Retype every row below without any changes.

Data shown start

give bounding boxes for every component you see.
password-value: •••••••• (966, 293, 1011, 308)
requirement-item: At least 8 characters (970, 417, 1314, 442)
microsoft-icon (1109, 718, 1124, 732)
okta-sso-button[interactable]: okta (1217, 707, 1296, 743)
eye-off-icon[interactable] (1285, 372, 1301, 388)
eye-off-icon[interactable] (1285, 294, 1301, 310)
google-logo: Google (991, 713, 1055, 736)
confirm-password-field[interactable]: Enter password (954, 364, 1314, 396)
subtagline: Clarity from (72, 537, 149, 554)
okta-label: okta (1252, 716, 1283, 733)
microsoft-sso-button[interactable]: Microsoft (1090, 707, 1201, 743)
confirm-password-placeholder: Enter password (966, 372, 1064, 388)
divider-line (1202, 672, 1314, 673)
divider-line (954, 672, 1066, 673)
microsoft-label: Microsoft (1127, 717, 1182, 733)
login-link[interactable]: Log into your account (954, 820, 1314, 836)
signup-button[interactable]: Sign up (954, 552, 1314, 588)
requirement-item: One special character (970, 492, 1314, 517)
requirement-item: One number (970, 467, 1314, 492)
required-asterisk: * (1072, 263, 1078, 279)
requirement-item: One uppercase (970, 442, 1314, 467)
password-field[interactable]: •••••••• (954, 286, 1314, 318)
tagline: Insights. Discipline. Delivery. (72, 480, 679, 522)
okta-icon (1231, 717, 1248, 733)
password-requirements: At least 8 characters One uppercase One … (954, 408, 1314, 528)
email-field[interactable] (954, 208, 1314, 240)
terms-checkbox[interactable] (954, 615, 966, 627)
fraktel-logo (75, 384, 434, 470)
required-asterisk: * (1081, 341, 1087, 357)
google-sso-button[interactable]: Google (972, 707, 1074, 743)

Data shown end

# Exercise response
give bounding boxes for every component you see.
password-value: •••••••• (966, 293, 1011, 308)
requirement-item: At least 8 characters (970, 417, 1314, 442)
microsoft-icon (1109, 718, 1124, 732)
okta-sso-button[interactable]: okta (1217, 707, 1296, 743)
eye-off-icon[interactable] (1285, 372, 1301, 388)
eye-off-icon[interactable] (1285, 294, 1301, 310)
google-logo: Google (991, 713, 1055, 736)
confirm-password-field[interactable]: Enter password (954, 364, 1314, 396)
subtagline: Clarity from (72, 537, 149, 554)
okta-label: okta (1252, 716, 1283, 733)
microsoft-sso-button[interactable]: Microsoft (1090, 707, 1201, 743)
confirm-password-placeholder: Enter password (966, 372, 1064, 388)
divider-line (1202, 672, 1314, 673)
divider-line (954, 672, 1066, 673)
microsoft-label: Microsoft (1127, 717, 1182, 733)
login-link[interactable]: Log into your account (954, 820, 1314, 836)
signup-button[interactable]: Sign up (954, 552, 1314, 588)
requirement-item: One special character (970, 492, 1314, 517)
requirement-item: One number (970, 467, 1314, 492)
required-asterisk: * (1072, 263, 1078, 279)
requirement-item: One uppercase (970, 442, 1314, 467)
password-field[interactable]: •••••••• (954, 286, 1314, 318)
tagline: Insights. Discipline. Delivery. (72, 480, 679, 522)
okta-icon (1231, 717, 1248, 733)
password-requirements: At least 8 characters One uppercase One … (954, 408, 1314, 528)
email-field[interactable] (954, 208, 1314, 240)
terms-checkbox[interactable] (954, 615, 966, 627)
fraktel-logo (75, 384, 434, 470)
required-asterisk: * (1081, 341, 1087, 357)
google-sso-button[interactable]: Google (972, 707, 1074, 743)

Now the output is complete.